[Task instructions]: Tell how many lines have the string "other" in them, and write nothing besides the number.

[Begin Provided entries]

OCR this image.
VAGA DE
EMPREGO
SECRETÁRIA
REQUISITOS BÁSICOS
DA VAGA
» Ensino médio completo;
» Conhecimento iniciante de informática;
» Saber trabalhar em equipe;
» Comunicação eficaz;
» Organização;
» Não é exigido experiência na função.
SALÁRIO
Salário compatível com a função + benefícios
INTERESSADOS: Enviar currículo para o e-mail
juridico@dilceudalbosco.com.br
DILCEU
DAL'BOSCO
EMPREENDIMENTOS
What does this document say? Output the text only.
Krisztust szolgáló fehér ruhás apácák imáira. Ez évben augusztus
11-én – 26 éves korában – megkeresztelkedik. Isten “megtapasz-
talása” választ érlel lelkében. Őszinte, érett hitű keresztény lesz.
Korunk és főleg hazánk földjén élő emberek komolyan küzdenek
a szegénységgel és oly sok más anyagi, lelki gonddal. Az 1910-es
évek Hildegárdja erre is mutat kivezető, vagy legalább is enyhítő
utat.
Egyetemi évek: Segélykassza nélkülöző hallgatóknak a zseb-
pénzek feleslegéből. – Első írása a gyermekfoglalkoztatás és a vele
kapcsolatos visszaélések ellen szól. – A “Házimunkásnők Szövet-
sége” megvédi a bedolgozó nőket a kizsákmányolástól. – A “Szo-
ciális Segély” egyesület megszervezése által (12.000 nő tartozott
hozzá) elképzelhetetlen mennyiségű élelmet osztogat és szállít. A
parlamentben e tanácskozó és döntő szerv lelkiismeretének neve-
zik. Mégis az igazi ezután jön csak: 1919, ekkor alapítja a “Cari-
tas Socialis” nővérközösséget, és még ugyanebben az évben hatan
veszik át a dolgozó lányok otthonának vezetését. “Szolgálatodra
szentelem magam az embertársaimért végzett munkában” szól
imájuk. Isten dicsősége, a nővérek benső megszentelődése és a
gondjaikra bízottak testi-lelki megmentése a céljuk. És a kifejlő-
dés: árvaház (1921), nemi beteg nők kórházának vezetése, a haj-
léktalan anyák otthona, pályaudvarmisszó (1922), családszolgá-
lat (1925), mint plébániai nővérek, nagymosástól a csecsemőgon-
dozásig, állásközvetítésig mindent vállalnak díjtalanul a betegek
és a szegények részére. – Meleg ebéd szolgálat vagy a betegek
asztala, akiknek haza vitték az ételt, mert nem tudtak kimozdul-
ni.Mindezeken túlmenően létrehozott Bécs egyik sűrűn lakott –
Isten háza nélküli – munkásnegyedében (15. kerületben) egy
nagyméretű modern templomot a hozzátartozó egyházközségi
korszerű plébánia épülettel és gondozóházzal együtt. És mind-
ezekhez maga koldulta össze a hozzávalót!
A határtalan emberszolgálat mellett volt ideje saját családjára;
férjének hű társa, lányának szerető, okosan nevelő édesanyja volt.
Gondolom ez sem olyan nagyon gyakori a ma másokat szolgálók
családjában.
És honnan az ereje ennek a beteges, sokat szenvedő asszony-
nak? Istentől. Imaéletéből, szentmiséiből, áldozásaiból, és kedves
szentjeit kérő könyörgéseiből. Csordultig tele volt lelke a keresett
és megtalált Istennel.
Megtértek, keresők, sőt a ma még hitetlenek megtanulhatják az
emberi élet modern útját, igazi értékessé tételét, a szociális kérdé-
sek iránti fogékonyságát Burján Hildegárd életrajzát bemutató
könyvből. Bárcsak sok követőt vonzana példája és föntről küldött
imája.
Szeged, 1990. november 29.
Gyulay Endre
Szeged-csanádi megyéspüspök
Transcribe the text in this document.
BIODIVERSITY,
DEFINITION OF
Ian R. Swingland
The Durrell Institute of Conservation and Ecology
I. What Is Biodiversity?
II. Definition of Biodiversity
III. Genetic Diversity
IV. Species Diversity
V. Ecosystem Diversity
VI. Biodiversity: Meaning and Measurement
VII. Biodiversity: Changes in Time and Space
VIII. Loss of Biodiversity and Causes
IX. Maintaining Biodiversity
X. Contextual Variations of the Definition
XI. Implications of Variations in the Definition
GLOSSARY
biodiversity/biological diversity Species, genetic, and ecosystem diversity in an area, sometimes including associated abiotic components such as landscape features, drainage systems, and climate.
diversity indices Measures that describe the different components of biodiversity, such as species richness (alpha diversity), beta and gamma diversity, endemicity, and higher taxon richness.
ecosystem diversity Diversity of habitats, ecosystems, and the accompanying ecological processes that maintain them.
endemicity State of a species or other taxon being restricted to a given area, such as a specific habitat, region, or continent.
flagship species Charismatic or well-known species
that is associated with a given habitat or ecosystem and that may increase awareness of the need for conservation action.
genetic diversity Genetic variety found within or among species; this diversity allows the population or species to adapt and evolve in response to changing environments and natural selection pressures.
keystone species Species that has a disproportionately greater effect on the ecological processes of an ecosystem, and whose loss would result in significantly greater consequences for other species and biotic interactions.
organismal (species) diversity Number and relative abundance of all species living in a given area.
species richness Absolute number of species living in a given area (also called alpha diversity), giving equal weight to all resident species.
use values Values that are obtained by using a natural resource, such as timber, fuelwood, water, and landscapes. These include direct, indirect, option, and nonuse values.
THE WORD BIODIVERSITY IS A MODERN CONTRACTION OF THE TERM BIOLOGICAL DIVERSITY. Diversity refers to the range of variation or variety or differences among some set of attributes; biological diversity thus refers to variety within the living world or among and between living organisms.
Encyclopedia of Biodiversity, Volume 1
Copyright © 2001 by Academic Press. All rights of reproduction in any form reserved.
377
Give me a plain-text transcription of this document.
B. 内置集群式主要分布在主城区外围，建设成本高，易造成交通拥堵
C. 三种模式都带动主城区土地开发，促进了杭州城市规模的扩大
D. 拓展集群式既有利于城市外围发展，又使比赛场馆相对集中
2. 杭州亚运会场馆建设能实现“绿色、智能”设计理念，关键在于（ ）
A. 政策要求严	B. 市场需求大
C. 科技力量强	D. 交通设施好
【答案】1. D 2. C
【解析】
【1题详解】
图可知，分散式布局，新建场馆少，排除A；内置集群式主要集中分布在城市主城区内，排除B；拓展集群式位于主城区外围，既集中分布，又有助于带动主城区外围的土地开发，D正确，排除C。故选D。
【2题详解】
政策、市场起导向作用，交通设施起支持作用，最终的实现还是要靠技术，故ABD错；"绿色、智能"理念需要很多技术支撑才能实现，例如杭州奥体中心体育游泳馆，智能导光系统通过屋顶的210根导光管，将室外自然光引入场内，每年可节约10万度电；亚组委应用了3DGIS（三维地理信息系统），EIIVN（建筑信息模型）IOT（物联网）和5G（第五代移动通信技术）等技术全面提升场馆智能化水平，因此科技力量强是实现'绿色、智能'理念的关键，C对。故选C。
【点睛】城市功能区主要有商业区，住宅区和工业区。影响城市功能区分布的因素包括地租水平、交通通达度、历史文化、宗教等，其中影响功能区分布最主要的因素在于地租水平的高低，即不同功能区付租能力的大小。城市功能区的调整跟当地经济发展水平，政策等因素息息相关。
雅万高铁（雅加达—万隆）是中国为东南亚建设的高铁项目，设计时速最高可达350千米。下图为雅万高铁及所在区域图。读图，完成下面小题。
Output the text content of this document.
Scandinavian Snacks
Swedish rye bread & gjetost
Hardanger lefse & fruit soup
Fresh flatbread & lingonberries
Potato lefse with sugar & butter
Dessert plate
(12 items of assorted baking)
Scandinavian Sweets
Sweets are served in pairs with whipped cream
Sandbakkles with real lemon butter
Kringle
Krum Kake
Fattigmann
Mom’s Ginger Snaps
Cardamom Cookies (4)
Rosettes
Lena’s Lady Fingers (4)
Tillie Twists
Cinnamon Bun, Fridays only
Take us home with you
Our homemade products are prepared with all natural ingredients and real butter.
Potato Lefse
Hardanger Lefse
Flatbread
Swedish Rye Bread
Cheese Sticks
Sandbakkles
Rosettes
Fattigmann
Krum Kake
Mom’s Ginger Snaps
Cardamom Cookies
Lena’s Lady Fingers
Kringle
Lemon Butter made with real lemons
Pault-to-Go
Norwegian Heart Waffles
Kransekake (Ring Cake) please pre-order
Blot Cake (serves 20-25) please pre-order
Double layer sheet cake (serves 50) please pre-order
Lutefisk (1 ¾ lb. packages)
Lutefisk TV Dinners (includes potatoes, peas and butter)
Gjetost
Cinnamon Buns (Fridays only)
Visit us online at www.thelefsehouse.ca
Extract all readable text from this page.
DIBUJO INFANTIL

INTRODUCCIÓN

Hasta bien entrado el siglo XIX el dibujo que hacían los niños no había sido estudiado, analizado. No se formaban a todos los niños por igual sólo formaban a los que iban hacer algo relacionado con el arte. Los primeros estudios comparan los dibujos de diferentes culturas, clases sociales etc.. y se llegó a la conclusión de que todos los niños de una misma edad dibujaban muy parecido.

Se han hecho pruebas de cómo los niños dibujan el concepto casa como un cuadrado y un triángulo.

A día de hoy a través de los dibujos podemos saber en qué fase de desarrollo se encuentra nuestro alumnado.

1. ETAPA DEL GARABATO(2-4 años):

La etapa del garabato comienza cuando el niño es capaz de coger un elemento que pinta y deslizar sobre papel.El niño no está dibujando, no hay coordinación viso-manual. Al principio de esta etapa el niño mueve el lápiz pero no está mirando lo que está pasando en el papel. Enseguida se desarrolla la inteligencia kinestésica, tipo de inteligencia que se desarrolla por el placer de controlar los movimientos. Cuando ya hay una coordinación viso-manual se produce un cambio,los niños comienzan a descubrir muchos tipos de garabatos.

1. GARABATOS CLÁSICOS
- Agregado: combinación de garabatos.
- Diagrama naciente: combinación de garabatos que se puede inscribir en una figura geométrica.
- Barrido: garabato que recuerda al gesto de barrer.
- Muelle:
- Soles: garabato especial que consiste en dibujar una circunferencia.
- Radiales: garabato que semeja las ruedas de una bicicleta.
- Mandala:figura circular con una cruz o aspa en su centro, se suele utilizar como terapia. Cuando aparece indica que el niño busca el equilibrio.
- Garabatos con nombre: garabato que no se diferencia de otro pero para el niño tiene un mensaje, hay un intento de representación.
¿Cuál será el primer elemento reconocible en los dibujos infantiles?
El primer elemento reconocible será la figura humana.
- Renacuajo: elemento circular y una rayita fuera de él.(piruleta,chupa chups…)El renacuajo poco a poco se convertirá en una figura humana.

[End Provided entries]

[The reply]: 2